Set problem: Copy out each line that mentions the word "color".

========

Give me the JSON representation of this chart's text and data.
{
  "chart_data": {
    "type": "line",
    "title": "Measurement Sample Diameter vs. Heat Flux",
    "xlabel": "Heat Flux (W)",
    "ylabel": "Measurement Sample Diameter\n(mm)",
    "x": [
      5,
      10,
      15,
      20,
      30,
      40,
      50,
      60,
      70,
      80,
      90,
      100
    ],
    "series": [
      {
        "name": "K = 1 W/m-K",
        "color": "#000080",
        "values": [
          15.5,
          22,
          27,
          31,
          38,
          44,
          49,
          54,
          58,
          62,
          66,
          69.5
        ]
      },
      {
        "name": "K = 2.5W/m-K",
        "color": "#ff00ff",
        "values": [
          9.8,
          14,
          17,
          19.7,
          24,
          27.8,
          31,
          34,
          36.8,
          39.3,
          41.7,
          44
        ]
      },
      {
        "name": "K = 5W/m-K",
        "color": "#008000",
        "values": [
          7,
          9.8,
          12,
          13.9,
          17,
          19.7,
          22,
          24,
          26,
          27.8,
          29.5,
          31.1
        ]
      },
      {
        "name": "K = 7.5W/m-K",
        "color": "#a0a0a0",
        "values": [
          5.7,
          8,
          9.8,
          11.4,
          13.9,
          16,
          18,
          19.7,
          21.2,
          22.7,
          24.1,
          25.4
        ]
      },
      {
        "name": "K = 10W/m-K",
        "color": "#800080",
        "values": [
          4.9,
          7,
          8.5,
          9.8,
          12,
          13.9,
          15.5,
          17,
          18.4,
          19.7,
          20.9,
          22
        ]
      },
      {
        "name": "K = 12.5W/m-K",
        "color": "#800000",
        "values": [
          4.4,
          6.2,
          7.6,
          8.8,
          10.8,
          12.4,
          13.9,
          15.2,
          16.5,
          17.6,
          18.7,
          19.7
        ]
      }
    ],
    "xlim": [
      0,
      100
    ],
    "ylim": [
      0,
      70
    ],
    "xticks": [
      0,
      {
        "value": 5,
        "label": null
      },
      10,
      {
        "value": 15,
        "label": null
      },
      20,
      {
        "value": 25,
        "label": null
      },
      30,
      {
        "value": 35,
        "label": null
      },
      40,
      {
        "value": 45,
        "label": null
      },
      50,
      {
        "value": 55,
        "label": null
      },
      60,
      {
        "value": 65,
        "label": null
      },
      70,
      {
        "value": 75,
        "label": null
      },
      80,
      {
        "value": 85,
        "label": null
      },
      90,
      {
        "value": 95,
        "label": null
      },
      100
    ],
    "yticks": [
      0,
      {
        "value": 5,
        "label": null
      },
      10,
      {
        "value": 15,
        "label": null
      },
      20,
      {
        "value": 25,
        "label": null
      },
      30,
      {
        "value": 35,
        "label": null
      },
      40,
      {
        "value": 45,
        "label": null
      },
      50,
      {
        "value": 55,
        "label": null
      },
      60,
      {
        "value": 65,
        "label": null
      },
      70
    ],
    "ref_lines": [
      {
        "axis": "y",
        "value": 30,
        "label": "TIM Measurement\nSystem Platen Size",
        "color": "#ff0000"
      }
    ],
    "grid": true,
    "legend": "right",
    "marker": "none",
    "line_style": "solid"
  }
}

========

Answer to this problem:
        "color": "#000080",
        "color": "#ff00ff",
        "color": "#008000",
        "color": "#a0a0a0",
        "color": "#800080",
        "color": "#800000",
        "color": "#ff0000"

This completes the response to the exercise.